Task details
Every record must be repeated exactly, with no omission.

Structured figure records
★ ★ ★ ★ ★
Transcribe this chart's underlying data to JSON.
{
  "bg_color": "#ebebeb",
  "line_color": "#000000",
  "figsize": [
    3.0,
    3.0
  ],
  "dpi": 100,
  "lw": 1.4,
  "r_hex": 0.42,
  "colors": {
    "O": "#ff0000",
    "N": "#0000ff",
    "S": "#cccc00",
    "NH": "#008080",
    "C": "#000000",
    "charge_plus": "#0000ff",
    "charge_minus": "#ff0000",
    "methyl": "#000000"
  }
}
★ ★ ★ ★ ★
Full answer
Transcribe this chart's underlying data to JSON.
{
  "bg_color": "#ebebeb",
  "line_color": "#000000",
  "figsize": [
    3.0,
    3.0
  ],
  "dpi": 100,
  "lw": 1.4,
  "r_hex": 0.42,
  "colors": {
    "O": "#ff0000",
    "N": "#0000ff",
    "S": "#cccc00",
    "NH": "#008080",
    "C": "#000000",
    "charge_plus": "#0000ff",
    "charge_minus": "#ff0000",
    "methyl": "#000000"
  }
}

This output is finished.